__INFORMATION SHOWN__.
····················

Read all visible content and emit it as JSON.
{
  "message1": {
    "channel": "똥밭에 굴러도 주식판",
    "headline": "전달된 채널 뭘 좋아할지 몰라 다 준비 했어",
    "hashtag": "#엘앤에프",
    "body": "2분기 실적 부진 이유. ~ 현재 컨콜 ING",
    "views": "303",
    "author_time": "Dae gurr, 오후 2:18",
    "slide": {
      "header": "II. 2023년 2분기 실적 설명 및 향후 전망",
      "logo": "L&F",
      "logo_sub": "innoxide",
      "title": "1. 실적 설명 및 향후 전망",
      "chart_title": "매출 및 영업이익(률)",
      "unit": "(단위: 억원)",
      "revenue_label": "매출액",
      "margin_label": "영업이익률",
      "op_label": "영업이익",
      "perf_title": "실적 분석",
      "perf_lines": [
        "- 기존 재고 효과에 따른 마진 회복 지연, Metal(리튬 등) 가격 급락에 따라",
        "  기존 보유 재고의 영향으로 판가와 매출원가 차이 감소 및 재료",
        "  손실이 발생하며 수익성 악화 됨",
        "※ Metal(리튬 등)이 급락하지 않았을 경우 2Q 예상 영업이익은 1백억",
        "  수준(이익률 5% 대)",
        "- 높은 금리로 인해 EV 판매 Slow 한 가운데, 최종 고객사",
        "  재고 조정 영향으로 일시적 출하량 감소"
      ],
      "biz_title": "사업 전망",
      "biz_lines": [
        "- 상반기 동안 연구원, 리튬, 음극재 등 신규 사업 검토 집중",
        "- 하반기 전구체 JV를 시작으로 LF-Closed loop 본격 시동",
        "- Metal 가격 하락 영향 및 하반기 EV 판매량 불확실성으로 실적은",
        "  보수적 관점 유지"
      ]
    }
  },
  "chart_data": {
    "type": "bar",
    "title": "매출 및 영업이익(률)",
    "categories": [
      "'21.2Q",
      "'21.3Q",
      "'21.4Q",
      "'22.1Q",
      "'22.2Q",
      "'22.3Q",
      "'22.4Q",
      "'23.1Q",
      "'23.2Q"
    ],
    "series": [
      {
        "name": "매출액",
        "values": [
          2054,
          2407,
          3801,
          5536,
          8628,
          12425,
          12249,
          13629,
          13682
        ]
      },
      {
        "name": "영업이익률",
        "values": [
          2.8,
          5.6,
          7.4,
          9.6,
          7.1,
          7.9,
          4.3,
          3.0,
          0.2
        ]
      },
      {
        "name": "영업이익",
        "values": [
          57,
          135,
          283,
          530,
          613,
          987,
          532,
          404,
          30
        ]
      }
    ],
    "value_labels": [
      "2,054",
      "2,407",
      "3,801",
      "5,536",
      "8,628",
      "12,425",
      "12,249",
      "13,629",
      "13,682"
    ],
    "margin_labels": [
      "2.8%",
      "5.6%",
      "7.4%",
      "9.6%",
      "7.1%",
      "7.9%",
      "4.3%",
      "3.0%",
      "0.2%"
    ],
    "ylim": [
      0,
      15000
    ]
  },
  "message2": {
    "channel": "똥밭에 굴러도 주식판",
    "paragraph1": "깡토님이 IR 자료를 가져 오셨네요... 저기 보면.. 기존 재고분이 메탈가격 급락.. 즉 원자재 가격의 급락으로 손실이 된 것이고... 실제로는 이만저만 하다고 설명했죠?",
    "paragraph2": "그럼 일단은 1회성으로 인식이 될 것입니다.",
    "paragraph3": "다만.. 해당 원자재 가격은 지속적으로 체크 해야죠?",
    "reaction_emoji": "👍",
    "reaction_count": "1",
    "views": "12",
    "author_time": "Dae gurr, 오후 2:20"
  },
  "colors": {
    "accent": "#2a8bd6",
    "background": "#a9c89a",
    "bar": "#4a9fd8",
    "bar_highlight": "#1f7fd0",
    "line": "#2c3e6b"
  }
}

····················

__AIM__. Transcribe every entry word for word.

__REPLY__.
Read all visible content and emit it as JSON.
{
  "message1": {
    "channel": "똥밭에 굴러도 주식판",
    "headline": "전달된 채널 뭘 좋아할지 몰라 다 준비 했어",
    "hashtag": "#엘앤에프",
    "body": "2분기 실적 부진 이유. ~ 현재 컨콜 ING",
    "views": "303",
    "author_time": "Dae gurr, 오후 2:18",
    "slide": {
      "header": "II. 2023년 2분기 실적 설명 및 향후 전망",
      "logo": "L&F",
      "logo_sub": "innoxide",
      "title": "1. 실적 설명 및 향후 전망",
      "chart_title": "매출 및 영업이익(률)",
      "unit": "(단위: 억원)",
      "revenue_label": "매출액",
      "margin_label": "영업이익률",
      "op_label": "영업이익",
      "perf_title": "실적 분석",
      "perf_lines": [
        "- 기존 재고 효과에 따른 마진 회복 지연, Metal(리튬 등) 가격 급락에 따라",
        "  기존 보유 재고의 영향으로 판가와 매출원가 차이 감소 및 재료",
        "  손실이 발생하며 수익성 악화 됨",
        "※ Metal(리튬 등)이 급락하지 않았을 경우 2Q 예상 영업이익은 1백억",
        "  수준(이익률 5% 대)",
        "- 높은 금리로 인해 EV 판매 Slow 한 가운데, 최종 고객사",
        "  재고 조정 영향으로 일시적 출하량 감소"
      ],
      "biz_title": "사업 전망",
      "biz_lines": [
        "- 상반기 동안 연구원, 리튬, 음극재 등 신규 사업 검토 집중",
        "- 하반기 전구체 JV를 시작으로 LF-Closed loop 본격 시동",
        "- Metal 가격 하락 영향 및 하반기 EV 판매량 불확실성으로 실적은",
        "  보수적 관점 유지"
      ]
    }
  },
  "chart_data": {
    "type": "bar",
    "title": "매출 및 영업이익(률)",
    "categories": [
      "'21.2Q",
      "'21.3Q",
      "'21.4Q",
      "'22.1Q",
      "'22.2Q",
      "'22.3Q",
      "'22.4Q",
      "'23.1Q",
      "'23.2Q"
    ],
    "series": [
      {
        "name": "매출액",
        "values": [
          2054,
          2407,
          3801,
          5536,
          8628,
          12425,
          12249,
          13629,
          13682
        ]
      },
      {
        "name": "영업이익률",
        "values": [
          2.8,
          5.6,
          7.4,
          9.6,
          7.1,
          7.9,
          4.3,
          3.0,
          0.2
        ]
      },
      {
        "name": "영업이익",
        "values": [
          57,
          135,
          283,
          530,
          613,
          987,
          532,
          404,
          30
        ]
      }
    ],
    "value_labels": [
      "2,054",
      "2,407",
      "3,801",
      "5,536",
      "8,628",
      "12,425",
      "12,249",
      "13,629",
      "13,682"
    ],
    "margin_labels": [
      "2.8%",
      "5.6%",
      "7.4%",
      "9.6%",
      "7.1%",
      "7.9%",
      "4.3%",
      "3.0%",
      "0.2%"
    ],
    "ylim": [
      0,
      15000
    ]
  },
  "message2": {
    "channel": "똥밭에 굴러도 주식판",
    "paragraph1": "깡토님이 IR 자료를 가져 오셨네요... 저기 보면.. 기존 재고분이 메탈가격 급락.. 즉 원자재 가격의 급락으로 손실이 된 것이고... 실제로는 이만저만 하다고 설명했죠?",
    "paragraph2": "그럼 일단은 1회성으로 인식이 될 것입니다.",
    "paragraph3": "다만.. 해당 원자재 가격은 지속적으로 체크 해야죠?",
    "reaction_emoji": "👍",
    "reaction_count": "1",
    "views": "12",
    "author_time": "Dae gurr, 오후 2:20"
  },
  "colors": {
    "accent": "#2a8bd6",
    "background": "#a9c89a",
    "bar": "#4a9fd8",
    "bar_highlight": "#1f7fd0",
    "line": "#2c3e6b"
  }
}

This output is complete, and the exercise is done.